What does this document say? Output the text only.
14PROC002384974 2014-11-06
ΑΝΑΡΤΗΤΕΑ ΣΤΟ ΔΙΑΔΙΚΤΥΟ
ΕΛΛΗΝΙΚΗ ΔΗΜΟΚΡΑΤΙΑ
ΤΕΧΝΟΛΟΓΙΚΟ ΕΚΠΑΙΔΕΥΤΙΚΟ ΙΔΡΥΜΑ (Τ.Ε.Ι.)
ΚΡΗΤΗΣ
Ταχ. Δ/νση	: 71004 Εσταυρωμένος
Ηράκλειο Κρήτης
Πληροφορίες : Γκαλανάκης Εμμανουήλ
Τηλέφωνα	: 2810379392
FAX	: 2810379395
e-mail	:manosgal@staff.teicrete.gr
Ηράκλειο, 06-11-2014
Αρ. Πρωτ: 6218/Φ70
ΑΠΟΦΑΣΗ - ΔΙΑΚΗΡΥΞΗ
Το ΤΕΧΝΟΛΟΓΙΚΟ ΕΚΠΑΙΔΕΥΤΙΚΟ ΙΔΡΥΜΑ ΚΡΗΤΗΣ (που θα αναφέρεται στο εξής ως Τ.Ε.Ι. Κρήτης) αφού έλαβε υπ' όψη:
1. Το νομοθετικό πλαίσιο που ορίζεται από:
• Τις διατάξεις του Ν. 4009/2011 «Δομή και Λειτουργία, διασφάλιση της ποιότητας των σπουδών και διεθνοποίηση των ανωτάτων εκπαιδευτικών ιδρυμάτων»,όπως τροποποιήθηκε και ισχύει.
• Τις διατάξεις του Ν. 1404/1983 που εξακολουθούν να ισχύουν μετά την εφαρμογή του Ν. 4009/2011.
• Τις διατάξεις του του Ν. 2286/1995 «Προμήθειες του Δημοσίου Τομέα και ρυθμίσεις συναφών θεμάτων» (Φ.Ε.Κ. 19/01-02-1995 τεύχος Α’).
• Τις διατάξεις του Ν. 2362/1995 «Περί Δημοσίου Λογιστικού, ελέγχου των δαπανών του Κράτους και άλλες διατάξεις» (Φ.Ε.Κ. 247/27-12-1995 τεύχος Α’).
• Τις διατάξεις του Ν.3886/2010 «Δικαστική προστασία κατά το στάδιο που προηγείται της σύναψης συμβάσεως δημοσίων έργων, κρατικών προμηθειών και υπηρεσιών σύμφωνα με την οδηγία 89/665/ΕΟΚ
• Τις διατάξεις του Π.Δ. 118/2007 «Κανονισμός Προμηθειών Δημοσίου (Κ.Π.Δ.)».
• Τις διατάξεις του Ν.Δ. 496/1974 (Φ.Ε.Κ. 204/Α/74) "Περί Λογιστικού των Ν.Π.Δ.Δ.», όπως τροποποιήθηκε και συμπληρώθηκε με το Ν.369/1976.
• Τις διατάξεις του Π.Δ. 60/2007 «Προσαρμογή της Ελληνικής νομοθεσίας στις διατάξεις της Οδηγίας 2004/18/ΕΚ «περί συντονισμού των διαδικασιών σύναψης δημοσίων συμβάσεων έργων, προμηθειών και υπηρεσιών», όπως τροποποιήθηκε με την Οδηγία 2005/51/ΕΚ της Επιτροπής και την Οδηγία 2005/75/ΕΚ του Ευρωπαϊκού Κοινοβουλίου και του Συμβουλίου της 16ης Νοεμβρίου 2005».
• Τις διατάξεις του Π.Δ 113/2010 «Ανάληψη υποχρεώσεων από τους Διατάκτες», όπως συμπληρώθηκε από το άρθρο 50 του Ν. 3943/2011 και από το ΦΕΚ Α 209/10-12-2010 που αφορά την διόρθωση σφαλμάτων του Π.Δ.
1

- GIVEN PROBLEM
Write down every line of the data exactly as it appears above.

- WRITTEN SOLUTION
What does this document say? Output the text only.
14PROC002384974 2014-11-06
ΑΝΑΡΤΗΤΕΑ ΣΤΟ ΔΙΑΔΙΚΤΥΟ
ΕΛΛΗΝΙΚΗ ΔΗΜΟΚΡΑΤΙΑ
ΤΕΧΝΟΛΟΓΙΚΟ ΕΚΠΑΙΔΕΥΤΙΚΟ ΙΔΡΥΜΑ (Τ.Ε.Ι.)
ΚΡΗΤΗΣ
Ταχ. Δ/νση	: 71004 Εσταυρωμένος
Ηράκλειο Κρήτης
Πληροφορίες : Γκαλανάκης Εμμανουήλ
Τηλέφωνα	: 2810379392
FAX	: 2810379395
e-mail	:manosgal@staff.teicrete.gr
Ηράκλειο, 06-11-2014
Αρ. Πρωτ: 6218/Φ70
ΑΠΟΦΑΣΗ - ΔΙΑΚΗΡΥΞΗ
Το ΤΕΧΝΟΛΟΓΙΚΟ ΕΚΠΑΙΔΕΥΤΙΚΟ ΙΔΡΥΜΑ ΚΡΗΤΗΣ (που θα αναφέρεται στο εξής ως Τ.Ε.Ι. Κρήτης) αφού έλαβε υπ' όψη:
1. Το νομοθετικό πλαίσιο που ορίζεται από:
• Τις διατάξεις του Ν. 4009/2011 «Δομή και Λειτουργία, διασφάλιση της ποιότητας των σπουδών και διεθνοποίηση των ανωτάτων εκπαιδευτικών ιδρυμάτων»,όπως τροποποιήθηκε και ισχύει.
• Τις διατάξεις του Ν. 1404/1983 που εξακολουθούν να ισχύουν μετά την εφαρμογή του Ν. 4009/2011.
• Τις διατάξεις του του Ν. 2286/1995 «Προμήθειες του Δημοσίου Τομέα και ρυθμίσεις συναφών θεμάτων» (Φ.Ε.Κ. 19/01-02-1995 τεύχος Α’).
• Τις διατάξεις του Ν. 2362/1995 «Περί Δημοσίου Λογιστικού, ελέγχου των δαπανών του Κράτους και άλλες διατάξεις» (Φ.Ε.Κ. 247/27-12-1995 τεύχος Α’).
• Τις διατάξεις του Ν.3886/2010 «Δικαστική προστασία κατά το στάδιο που προηγείται της σύναψης συμβάσεως δημοσίων έργων, κρατικών προμηθειών και υπηρεσιών σύμφωνα με την οδηγία 89/665/ΕΟΚ
• Τις διατάξεις του Π.Δ. 118/2007 «Κανονισμός Προμηθειών Δημοσίου (Κ.Π.Δ.)».
• Τις διατάξεις του Ν.Δ. 496/1974 (Φ.Ε.Κ. 204/Α/74) "Περί Λογιστικού των Ν.Π.Δ.Δ.», όπως τροποποιήθηκε και συμπληρώθηκε με το Ν.369/1976.
• Τις διατάξεις του Π.Δ. 60/2007 «Προσαρμογή της Ελληνικής νομοθεσίας στις διατάξεις της Οδηγίας 2004/18/ΕΚ «περί συντονισμού των διαδικασιών σύναψης δημοσίων συμβάσεων έργων, προμηθειών και υπηρεσιών», όπως τροποποιήθηκε με την Οδηγία 2005/51/ΕΚ της Επιτροπής και την Οδηγία 2005/75/ΕΚ του Ευρωπαϊκού Κοινοβουλίου και του Συμβουλίου της 16ης Νοεμβρίου 2005».
• Τις διατάξεις του Π.Δ 113/2010 «Ανάληψη υποχρεώσεων από τους Διατάκτες», όπως συμπληρώθηκε από το άρθρο 50 του Ν. 3943/2011 και από το ΦΕΚ Α 209/10-12-2010 που αφορά την διόρθωση σφαλμάτων του Π.Δ.
1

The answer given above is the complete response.